**Requirements:** Quote all of the data exactly as given. Skip every picture it contains.

Begin Extracted entries

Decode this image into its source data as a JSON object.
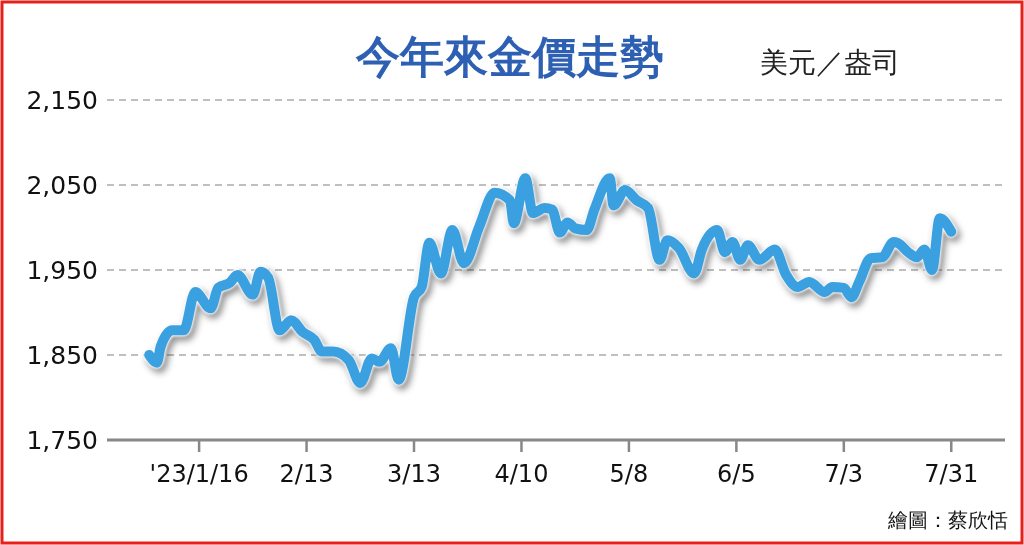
{
  "chart_data": {
    "type": "line",
    "title": "今年來金價走勢",
    "subtitle": "美元／盎司",
    "annotations": [
      "繪圖：蔡欣恬"
    ],
    "x": [
      "2023-01-03",
      "2023-01-05",
      "2023-01-06",
      "2023-01-09",
      "2023-01-12",
      "2023-01-15",
      "2023-01-19",
      "2023-01-21",
      "2023-01-24",
      "2023-01-26",
      "2023-01-30",
      "2023-02-01",
      "2023-02-03",
      "2023-02-06",
      "2023-02-09",
      "2023-02-12",
      "2023-02-15",
      "2023-02-17",
      "2023-02-20",
      "2023-02-24",
      "2023-02-27",
      "2023-03-02",
      "2023-03-04",
      "2023-03-07",
      "2023-03-09",
      "2023-03-13",
      "2023-03-15",
      "2023-03-17",
      "2023-03-20",
      "2023-03-23",
      "2023-03-26",
      "2023-03-30",
      "2023-04-03",
      "2023-04-07",
      "2023-04-08",
      "2023-04-11",
      "2023-04-13",
      "2023-04-16",
      "2023-04-18",
      "2023-04-20",
      "2023-04-22",
      "2023-04-24",
      "2023-04-27",
      "2023-04-29",
      "2023-05-03",
      "2023-05-04",
      "2023-05-07",
      "2023-05-10",
      "2023-05-13",
      "2023-05-16",
      "2023-05-18",
      "2023-05-21",
      "2023-05-25",
      "2023-05-27",
      "2023-05-31",
      "2023-06-02",
      "2023-06-04",
      "2023-06-06",
      "2023-06-08",
      "2023-06-11",
      "2023-06-15",
      "2023-06-18",
      "2023-06-21",
      "2023-06-24",
      "2023-06-28",
      "2023-06-30",
      "2023-07-03",
      "2023-07-05",
      "2023-07-07",
      "2023-07-10",
      "2023-07-13",
      "2023-07-16",
      "2023-07-17",
      "2023-07-20",
      "2023-07-22",
      "2023-07-24",
      "2023-07-26",
      "2023-07-28",
      "2023-07-31"
    ],
    "series": [
      {
        "color": "#3ba0e0",
        "values": [
          1850,
          1841,
          1860,
          1879,
          1879,
          1924,
          1905,
          1929,
          1935,
          1944,
          1921,
          1948,
          1941,
          1879,
          1891,
          1877,
          1868,
          1854,
          1854,
          1844,
          1817,
          1846,
          1842,
          1858,
          1821,
          1918,
          1930,
          1982,
          1946,
          1997,
          1958,
          2001,
          2041,
          2032,
          2005,
          2058,
          2017,
          2023,
          2021,
          1994,
          2006,
          1999,
          1997,
          2021,
          2058,
          2026,
          2044,
          2032,
          2023,
          1962,
          1985,
          1976,
          1946,
          1974,
          1997,
          1971,
          1983,
          1962,
          1979,
          1962,
          1974,
          1944,
          1930,
          1936,
          1924,
          1930,
          1929,
          1918,
          1936,
          1964,
          1965,
          1983,
          1982,
          1970,
          1965,
          1974,
          1950,
          2011,
          1995
        ]
      }
    ],
    "xlim": [
      "2022-12-23",
      "2023-08-14"
    ],
    "xticks": [
      {
        "value": "2023-01-16",
        "label": "'23/1/16"
      },
      {
        "value": "2023-02-13",
        "label": "2/13"
      },
      {
        "value": "2023-03-13",
        "label": "3/13"
      },
      {
        "value": "2023-04-10",
        "label": "4/10"
      },
      {
        "value": "2023-05-08",
        "label": "5/8"
      },
      {
        "value": "2023-06-05",
        "label": "6/5"
      },
      {
        "value": "2023-07-03",
        "label": "7/3"
      },
      {
        "value": "2023-07-31",
        "label": "7/31"
      }
    ],
    "ylim": [
      1750,
      2150
    ],
    "yticks": [
      {
        "value": 1750,
        "label": "1,750"
      },
      {
        "value": 1850,
        "label": "1,850"
      },
      {
        "value": 1950,
        "label": "1,950"
      },
      {
        "value": 2050,
        "label": "2,050"
      },
      {
        "value": 2150,
        "label": "2,150"
      }
    ],
    "grid": "y",
    "line_style": "solid"
  }
}
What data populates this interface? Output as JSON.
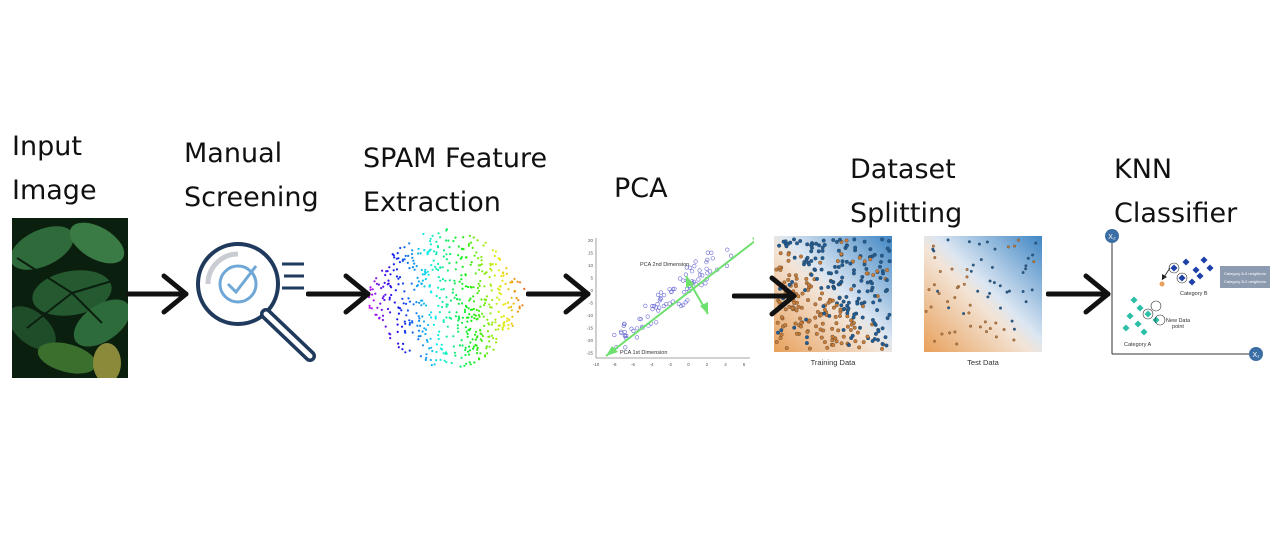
{
  "stages": [
    {
      "id": "input",
      "label_lines": [
        "Input",
        "Image"
      ]
    },
    {
      "id": "screening",
      "label_lines": [
        "Manual",
        "Screening"
      ]
    },
    {
      "id": "spam",
      "label_lines": [
        "SPAM Feature",
        "Extraction"
      ]
    },
    {
      "id": "pca",
      "label_lines": [
        "PCA"
      ]
    },
    {
      "id": "split",
      "label_lines": [
        "Dataset",
        "Splitting"
      ]
    },
    {
      "id": "knn",
      "label_lines": [
        "KNN",
        "Classifier"
      ]
    }
  ],
  "pca_plot": {
    "first_dimension": "PCA 1st Dimension",
    "second_dimension": "PCA 2nd Dimension",
    "y_ticks": [
      "20",
      "15",
      "10",
      "5",
      "0",
      "-5",
      "-10",
      "-15",
      "-20",
      "-25"
    ],
    "x_ticks": [
      "-10",
      "-8",
      "-6",
      "-4",
      "-2",
      "0",
      "2",
      "4",
      "6"
    ]
  },
  "split_panels": {
    "training_label": "Training Data",
    "test_label": "Test Data"
  },
  "knn_plot": {
    "x_axis": "X₁",
    "y_axis": "X₂",
    "category_a": "Category A",
    "category_b": "Category B",
    "new_point_line1": "New Data",
    "new_point_line2": "point",
    "legend_line1": "Category A:3 neighbors",
    "legend_line2": "Category B:2 neighbors"
  },
  "colors": {
    "arrow": "#111111",
    "leaf_dark": "#0f2a14",
    "leaf": "#2f6b3a",
    "magnifier": "#1f3a5c",
    "check": "#6fa8d6",
    "pca_green": "#6ee06e",
    "pca_points": "#6b6bd6",
    "orange": "#e8a05a",
    "blue": "#3f86c4",
    "teal": "#2bbfa8",
    "navy": "#1d3fa8",
    "red": "#cc2222"
  }
}
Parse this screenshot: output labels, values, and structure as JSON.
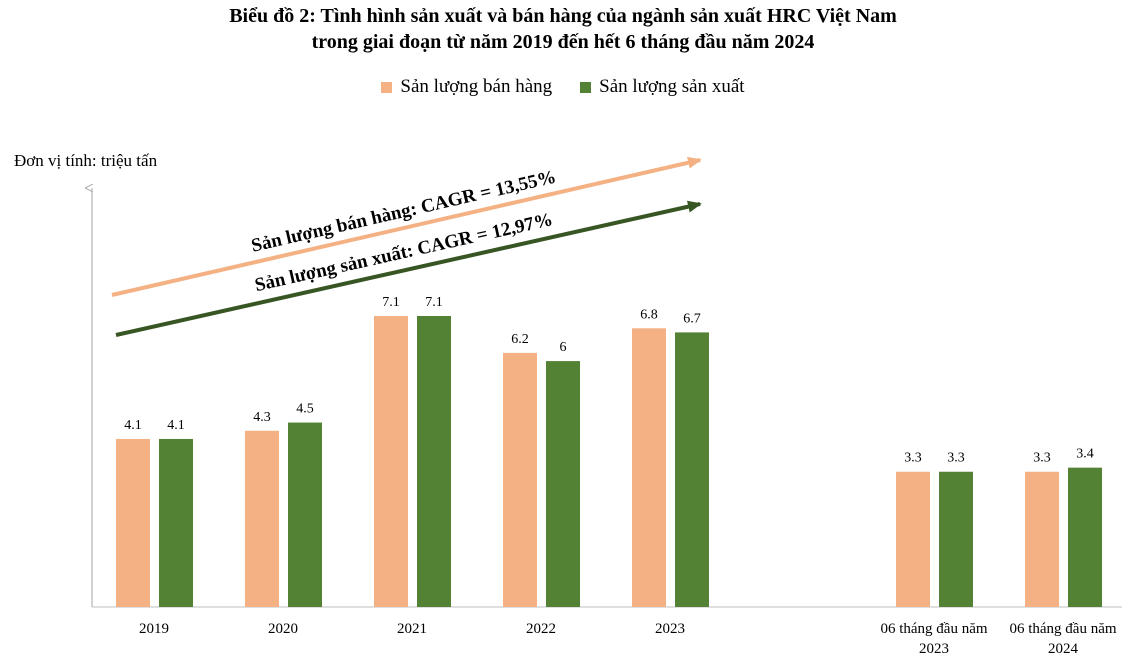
{
  "chart_data": {
    "type": "bar",
    "title": "Biểu đồ 2: Tình hình sản xuất và bán hàng của ngành sản xuất HRC Việt Nam",
    "subtitle": "trong giai đoạn từ năm 2019 đến hết 6 tháng đầu năm 2024",
    "unit_label": "Đơn vị tính: triệu tấn",
    "categories": [
      [
        "2019"
      ],
      [
        "2020"
      ],
      [
        "2021"
      ],
      [
        "2022"
      ],
      [
        "2023"
      ],
      [
        "06 tháng đầu năm",
        "2023"
      ],
      [
        "06 tháng đầu năm",
        "2024"
      ]
    ],
    "series": [
      {
        "name": "Sản lượng bán hàng",
        "color": "#F4B183",
        "values": [
          4.1,
          4.3,
          7.1,
          6.2,
          6.8,
          3.3,
          3.3
        ],
        "labels": [
          "4.1",
          "4.3",
          "7.1",
          "6.2",
          "6.8",
          "3.3",
          "3.3"
        ]
      },
      {
        "name": "Sản lượng sản xuất",
        "color": "#548235",
        "values": [
          4.1,
          4.5,
          7.1,
          6.0,
          6.7,
          3.3,
          3.4
        ],
        "labels": [
          "4.1",
          "4.5",
          "7.1",
          "6",
          "6.7",
          "3.3",
          "3.4"
        ]
      }
    ],
    "ylim": [
      0,
      7.1
    ],
    "annotations": [
      {
        "text": "Sản lượng bán hàng: CAGR = 13,55%",
        "color": "#F4B183"
      },
      {
        "text": "Sản lượng sản xuất: CAGR = 12,97%",
        "color": "#375623"
      }
    ],
    "grid": false,
    "legend_position": "top-center"
  }
}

End Extracted entries

**Solved exercise:**
Decode this image into its source data as a JSON object.
{
  "chart_data": {
    "type": "line",
    "title": "今年來金價走勢",
    "subtitle": "美元／盎司",
    "annotations": [
      "繪圖：蔡欣恬"
    ],
    "x": [
      "2023-01-03",
      "2023-01-05",
      "2023-01-06",
      "2023-01-09",
      "2023-01-12",
      "2023-01-15",
      "2023-01-19",
      "2023-01-21",
      "2023-01-24",
      "2023-01-26",
      "2023-01-30",
      "2023-02-01",
      "2023-02-03",
      "2023-02-06",
      "2023-02-09",
      "2023-02-12",
      "2023-02-15",
      "2023-02-17",
      "2023-02-20",
      "2023-02-24",
      "2023-02-27",
      "2023-03-02",
      "2023-03-04",
      "2023-03-07",
      "2023-03-09",
      "2023-03-13",
      "2023-03-15",
      "2023-03-17",
      "2023-03-20",
      "2023-03-23",
      "2023-03-26",
      "2023-03-30",
      "2023-04-03",
      "2023-04-07",
      "2023-04-08",
      "2023-04-11",
      "2023-04-13",
      "2023-04-16",
      "2023-04-18",
      "2023-04-20",
      "2023-04-22",
      "2023-04-24",
      "2023-04-27",
      "2023-04-29",
      "2023-05-03",
      "2023-05-04",
      "2023-05-07",
      "2023-05-10",
      "2023-05-13",
      "2023-05-16",
      "2023-05-18",
      "2023-05-21",
      "2023-05-25",
      "2023-05-27",
      "2023-05-31",
      "2023-06-02",
      "2023-06-04",
      "2023-06-06",
      "2023-06-08",
      "2023-06-11",
      "2023-06-15",
      "2023-06-18",
      "2023-06-21",
      "2023-06-24",
      "2023-06-28",
      "2023-06-30",
      "2023-07-03",
      "2023-07-05",
      "2023-07-07",
      "2023-07-10",
      "2023-07-13",
      "2023-07-16",
      "2023-07-17",
      "2023-07-20",
      "2023-07-22",
      "2023-07-24",
      "2023-07-26",
      "2023-07-28",
      "2023-07-31"
    ],
    "series": [
      {
        "color": "#3ba0e0",
        "values": [
          1850,
          1841,
          1860,
          1879,
          1879,
          1924,
          1905,
          1929,
          1935,
          1944,
          1921,
          1948,
          1941,
          1879,
          1891,
          1877,
          1868,
          1854,
          1854,
          1844,
          1817,
          1846,
          1842,
          1858,
          1821,
          1918,
          1930,
          1982,
          1946,
          1997,
          1958,
          2001,
          2041,
          2032,
          2005,
          2058,
          2017,
          2023,
          2021,
          1994,
          2006,
          1999,
          1997,
          2021,
          2058,
          2026,
          2044,
          2032,
          2023,
          1962,
          1985,
          1976,
          1946,
          1974,
          1997,
          1971,
          1983,
          1962,
          1979,
          1962,
          1974,
          1944,
          1930,
          1936,
          1924,
          1930,
          1929,
          1918,
          1936,
          1964,
          1965,
          1983,
          1982,
          1970,
          1965,
          1974,
          1950,
          2011,
          1995
        ]
      }
    ],
    "xlim": [
      "2022-12-23",
      "2023-08-14"
    ],
    "xticks": [
      {
        "value": "2023-01-16",
        "label": "'23/1/16"
      },
      {
        "value": "2023-02-13",
        "label": "2/13"
      },
      {
        "value": "2023-03-13",
        "label": "3/13"
      },
      {
        "value": "2023-04-10",
        "label": "4/10"
      },
      {
        "value": "2023-05-08",
        "label": "5/8"
      },
      {
        "value": "2023-06-05",
        "label": "6/5"
      },
      {
        "value": "2023-07-03",
        "label": "7/3"
      },
      {
        "value": "2023-07-31",
        "label": "7/31"
      }
    ],
    "ylim": [
      1750,
      2150
    ],
    "yticks": [
      {
        "value": 1750,
        "label": "1,750"
      },
      {
        "value": 1850,
        "label": "1,850"
      },
      {
        "value": 1950,
        "label": "1,950"
      },
      {
        "value": 2050,
        "label": "2,050"
      },
      {
        "value": 2150,
        "label": "2,150"
      }
    ],
    "grid": "y",
    "line_style": "solid"
  }
}
What data populates this interface? Output as JSON.
{
  "stages": [
    {
      "id": "input",
      "label_lines": [
        "Input",
        "Image"
      ]
    },
    {
      "id": "screening",
      "label_lines": [
        "Manual",
        "Screening"
      ]
    },
    {
      "id": "spam",
      "label_lines": [
        "SPAM Feature",
        "Extraction"
      ]
    },
    {
      "id": "pca",
      "label_lines": [
        "PCA"
      ]
    },
    {
      "id": "split",
      "label_lines": [
        "Dataset",
        "Splitting"
      ]
    },
    {
      "id": "knn",
      "label_lines": [
        "KNN",
        "Classifier"
      ]
    }
  ],
  "pca_plot": {
    "first_dimension": "PCA 1st Dimension",
    "second_dimension": "PCA 2nd Dimension",
    "y_ticks": [
      "20",
      "15",
      "10",
      "5",
      "0",
      "-5",
      "-10",
      "-15",
      "-20",
      "-25"
    ],
    "x_ticks": [
      "-10",
      "-8",
      "-6",
      "-4",
      "-2",
      "0",
      "2",
      "4",
      "6"
    ]
  },
  "split_panels": {
    "training_label": "Training Data",
    "test_label": "Test Data"
  },
  "knn_plot": {
    "x_axis": "X₁",
    "y_axis": "X₂",
    "category_a": "Category A",
    "category_b": "Category B",
    "new_point_line1": "New Data",
    "new_point_line2": "point",
    "legend_line1": "Category A:3 neighbors",
    "legend_line2": "Category B:2 neighbors"
  },
  "colors": {
    "arrow": "#111111",
    "leaf_dark": "#0f2a14",
    "leaf": "#2f6b3a",
    "magnifier": "#1f3a5c",
    "check": "#6fa8d6",
    "pca_green": "#6ee06e",
    "pca_points": "#6b6bd6",
    "orange": "#e8a05a",
    "blue": "#3f86c4",
    "teal": "#2bbfa8",
    "navy": "#1d3fa8",
    "red": "#cc2222"
  }
}
Parse this screenshot: output labels, values, and structure as JSON.
{
  "chart_data": {
    "type": "bar",
    "title": "Biểu đồ 2: Tình hình sản xuất và bán hàng của ngành sản xuất HRC Việt Nam",
    "subtitle": "trong giai đoạn từ năm 2019 đến hết 6 tháng đầu năm 2024",
    "unit_label": "Đơn vị tính: triệu tấn",
    "categories": [
      [
        "2019"
      ],
      [
        "2020"
      ],
      [
        "2021"
      ],
      [
        "2022"
      ],
      [
        "2023"
      ],
      [
        "06 tháng đầu năm",
        "2023"
      ],
      [
        "06 tháng đầu năm",
        "2024"
      ]
    ],
    "series": [
      {
        "name": "Sản lượng bán hàng",
        "color": "#F4B183",
        "values": [
          4.1,
          4.3,
          7.1,
          6.2,
          6.8,
          3.3,
          3.3
        ],
        "labels": [
          "4.1",
          "4.3",
          "7.1",
          "6.2",
          "6.8",
          "3.3",
          "3.3"
        ]
      },
      {
        "name": "Sản lượng sản xuất",
        "color": "#548235",
        "values": [
          4.1,
          4.5,
          7.1,
          6.0,
          6.7,
          3.3,
          3.4
        ],
        "labels": [
          "4.1",
          "4.5",
          "7.1",
          "6",
          "6.7",
          "3.3",
          "3.4"
        ]
      }
    ],
    "ylim": [
      0,
      7.1
    ],
    "annotations": [
      {
        "text": "Sản lượng bán hàng: CAGR = 13,55%",
        "color": "#F4B183"
      },
      {
        "text": "Sản lượng sản xuất: CAGR = 12,97%",
        "color": "#375623"
      }
    ],
    "grid": false,
    "legend_position": "top-center"
  }
}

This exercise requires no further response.